Aim:
Return each line of the listing that contains the string "text".

Supplied entries:
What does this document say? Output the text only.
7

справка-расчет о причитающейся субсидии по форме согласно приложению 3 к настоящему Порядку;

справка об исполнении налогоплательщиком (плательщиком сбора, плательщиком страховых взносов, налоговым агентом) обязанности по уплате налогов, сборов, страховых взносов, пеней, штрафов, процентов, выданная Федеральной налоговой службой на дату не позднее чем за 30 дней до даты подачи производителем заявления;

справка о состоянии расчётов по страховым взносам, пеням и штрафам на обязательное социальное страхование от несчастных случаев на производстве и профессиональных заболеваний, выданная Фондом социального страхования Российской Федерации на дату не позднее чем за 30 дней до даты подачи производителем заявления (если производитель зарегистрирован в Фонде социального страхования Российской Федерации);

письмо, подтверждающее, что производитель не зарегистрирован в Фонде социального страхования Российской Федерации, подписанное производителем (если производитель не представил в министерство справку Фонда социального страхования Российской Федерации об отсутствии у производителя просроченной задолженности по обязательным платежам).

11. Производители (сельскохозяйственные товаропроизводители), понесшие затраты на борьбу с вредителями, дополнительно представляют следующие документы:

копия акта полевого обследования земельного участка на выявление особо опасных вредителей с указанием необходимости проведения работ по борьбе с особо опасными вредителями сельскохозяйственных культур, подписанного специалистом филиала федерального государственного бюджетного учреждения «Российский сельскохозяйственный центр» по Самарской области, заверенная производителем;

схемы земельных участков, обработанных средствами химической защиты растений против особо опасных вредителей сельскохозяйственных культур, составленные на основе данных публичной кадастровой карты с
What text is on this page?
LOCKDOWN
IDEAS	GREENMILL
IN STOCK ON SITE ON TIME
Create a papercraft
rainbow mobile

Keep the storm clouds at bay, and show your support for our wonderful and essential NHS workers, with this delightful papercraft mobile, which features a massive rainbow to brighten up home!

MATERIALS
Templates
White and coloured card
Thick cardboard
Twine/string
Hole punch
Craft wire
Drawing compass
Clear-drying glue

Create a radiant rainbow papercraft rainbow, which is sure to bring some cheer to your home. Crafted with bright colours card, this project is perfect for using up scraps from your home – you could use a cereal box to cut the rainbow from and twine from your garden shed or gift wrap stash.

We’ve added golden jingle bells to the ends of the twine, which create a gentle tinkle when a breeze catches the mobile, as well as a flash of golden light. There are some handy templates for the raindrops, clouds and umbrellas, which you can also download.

Solution for this problem:
What does this document say? Output the text only.
What text is on this page?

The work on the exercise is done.